(Figure collection entries)
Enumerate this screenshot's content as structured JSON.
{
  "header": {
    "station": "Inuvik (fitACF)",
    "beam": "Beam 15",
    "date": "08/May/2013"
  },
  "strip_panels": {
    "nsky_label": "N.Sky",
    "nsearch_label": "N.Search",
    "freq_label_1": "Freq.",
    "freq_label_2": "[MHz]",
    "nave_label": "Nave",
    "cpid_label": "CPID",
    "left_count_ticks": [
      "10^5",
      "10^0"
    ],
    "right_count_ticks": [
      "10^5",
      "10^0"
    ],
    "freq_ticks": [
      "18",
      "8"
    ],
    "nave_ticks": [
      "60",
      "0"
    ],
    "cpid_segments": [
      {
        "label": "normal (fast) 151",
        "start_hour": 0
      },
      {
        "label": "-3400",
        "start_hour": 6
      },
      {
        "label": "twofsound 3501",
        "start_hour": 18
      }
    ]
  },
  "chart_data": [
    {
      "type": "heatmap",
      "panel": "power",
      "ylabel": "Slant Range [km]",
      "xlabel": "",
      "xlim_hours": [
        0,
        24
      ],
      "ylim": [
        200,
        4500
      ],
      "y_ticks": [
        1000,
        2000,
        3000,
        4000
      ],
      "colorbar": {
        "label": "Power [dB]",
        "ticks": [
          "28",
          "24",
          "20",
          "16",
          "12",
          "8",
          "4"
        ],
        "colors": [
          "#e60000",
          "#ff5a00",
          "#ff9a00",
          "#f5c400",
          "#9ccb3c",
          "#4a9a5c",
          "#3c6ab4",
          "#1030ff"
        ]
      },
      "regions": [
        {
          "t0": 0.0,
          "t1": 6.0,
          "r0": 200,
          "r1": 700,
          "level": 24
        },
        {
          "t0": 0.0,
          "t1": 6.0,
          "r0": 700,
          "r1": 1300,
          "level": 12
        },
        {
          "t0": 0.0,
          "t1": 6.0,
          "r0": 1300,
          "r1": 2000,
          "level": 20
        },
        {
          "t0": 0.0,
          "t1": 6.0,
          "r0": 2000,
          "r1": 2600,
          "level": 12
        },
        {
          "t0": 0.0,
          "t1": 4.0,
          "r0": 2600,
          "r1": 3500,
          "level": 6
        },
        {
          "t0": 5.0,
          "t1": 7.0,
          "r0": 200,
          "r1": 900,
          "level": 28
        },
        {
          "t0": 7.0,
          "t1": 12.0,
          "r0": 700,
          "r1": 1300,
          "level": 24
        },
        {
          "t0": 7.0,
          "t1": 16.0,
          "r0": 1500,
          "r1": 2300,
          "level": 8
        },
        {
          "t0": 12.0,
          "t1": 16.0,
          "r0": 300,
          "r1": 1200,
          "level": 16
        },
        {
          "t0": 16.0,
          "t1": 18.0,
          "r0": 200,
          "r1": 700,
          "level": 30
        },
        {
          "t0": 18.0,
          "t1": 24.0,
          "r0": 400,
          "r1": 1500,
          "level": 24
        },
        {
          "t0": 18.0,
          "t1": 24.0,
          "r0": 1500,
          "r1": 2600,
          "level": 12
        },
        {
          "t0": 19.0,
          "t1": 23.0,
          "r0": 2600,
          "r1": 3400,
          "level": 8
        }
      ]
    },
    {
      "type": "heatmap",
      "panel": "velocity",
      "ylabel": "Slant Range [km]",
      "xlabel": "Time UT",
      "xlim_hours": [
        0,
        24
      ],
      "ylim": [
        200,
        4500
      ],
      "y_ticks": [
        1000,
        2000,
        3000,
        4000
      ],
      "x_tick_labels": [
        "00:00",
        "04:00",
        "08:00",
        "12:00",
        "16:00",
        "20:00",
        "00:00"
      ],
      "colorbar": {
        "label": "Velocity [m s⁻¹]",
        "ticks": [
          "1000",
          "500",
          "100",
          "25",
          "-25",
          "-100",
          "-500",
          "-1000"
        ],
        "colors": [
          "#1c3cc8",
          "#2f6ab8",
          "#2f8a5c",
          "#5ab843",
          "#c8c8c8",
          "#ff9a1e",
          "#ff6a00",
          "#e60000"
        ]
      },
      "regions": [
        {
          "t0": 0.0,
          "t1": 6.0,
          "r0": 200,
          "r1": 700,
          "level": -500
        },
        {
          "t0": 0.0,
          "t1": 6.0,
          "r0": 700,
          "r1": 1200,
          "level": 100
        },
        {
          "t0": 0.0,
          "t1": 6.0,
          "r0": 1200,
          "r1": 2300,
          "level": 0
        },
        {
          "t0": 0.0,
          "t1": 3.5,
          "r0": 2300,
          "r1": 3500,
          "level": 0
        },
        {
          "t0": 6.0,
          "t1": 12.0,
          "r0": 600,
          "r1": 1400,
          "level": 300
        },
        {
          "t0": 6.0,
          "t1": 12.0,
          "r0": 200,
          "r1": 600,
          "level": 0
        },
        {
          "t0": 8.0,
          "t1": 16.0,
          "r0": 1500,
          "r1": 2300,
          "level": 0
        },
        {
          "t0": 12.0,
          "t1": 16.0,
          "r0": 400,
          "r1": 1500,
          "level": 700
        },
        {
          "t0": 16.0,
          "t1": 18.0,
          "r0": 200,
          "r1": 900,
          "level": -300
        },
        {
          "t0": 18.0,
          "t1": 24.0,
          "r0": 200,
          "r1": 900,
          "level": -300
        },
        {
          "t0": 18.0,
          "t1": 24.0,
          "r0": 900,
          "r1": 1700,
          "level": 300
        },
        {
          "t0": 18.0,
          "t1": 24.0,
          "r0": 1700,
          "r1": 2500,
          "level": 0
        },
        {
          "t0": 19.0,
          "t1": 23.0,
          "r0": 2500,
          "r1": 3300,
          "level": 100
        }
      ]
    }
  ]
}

--

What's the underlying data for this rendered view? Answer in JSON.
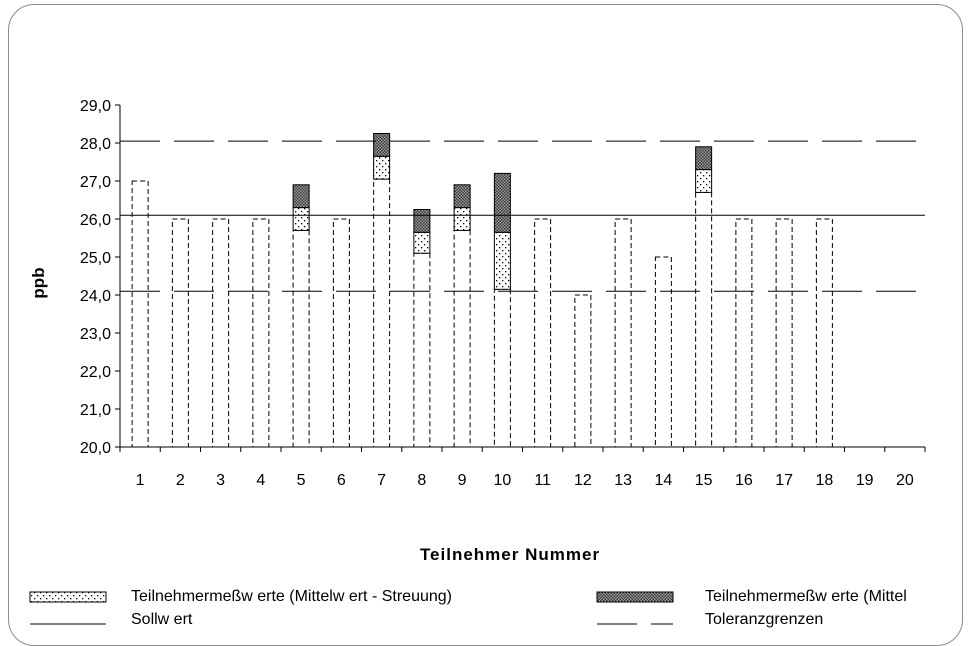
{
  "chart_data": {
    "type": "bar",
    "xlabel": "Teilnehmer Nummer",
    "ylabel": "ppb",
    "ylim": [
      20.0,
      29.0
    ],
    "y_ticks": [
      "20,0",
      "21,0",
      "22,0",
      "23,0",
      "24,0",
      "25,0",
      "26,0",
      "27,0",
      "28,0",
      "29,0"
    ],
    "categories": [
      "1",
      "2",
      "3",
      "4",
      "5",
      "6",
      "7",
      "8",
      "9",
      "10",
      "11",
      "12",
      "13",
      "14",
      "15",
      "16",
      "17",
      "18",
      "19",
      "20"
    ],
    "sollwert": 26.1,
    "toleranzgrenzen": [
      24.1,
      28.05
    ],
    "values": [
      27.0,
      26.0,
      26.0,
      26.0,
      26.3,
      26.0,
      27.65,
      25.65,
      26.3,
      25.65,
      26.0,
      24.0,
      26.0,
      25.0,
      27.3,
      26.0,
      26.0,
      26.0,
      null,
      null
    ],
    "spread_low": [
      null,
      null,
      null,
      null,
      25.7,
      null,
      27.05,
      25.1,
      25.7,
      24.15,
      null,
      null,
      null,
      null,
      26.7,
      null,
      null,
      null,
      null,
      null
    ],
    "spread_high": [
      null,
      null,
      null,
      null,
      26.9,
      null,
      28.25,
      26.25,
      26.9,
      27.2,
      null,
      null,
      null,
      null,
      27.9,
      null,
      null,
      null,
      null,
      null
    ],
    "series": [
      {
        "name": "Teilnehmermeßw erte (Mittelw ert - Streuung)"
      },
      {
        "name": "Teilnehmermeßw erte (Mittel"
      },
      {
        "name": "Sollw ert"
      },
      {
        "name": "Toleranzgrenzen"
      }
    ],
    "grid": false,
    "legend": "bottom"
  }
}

#### TASK GOAL:
Return nothing except the number of lines that include the string "JSON".

#### OUTPUT:
2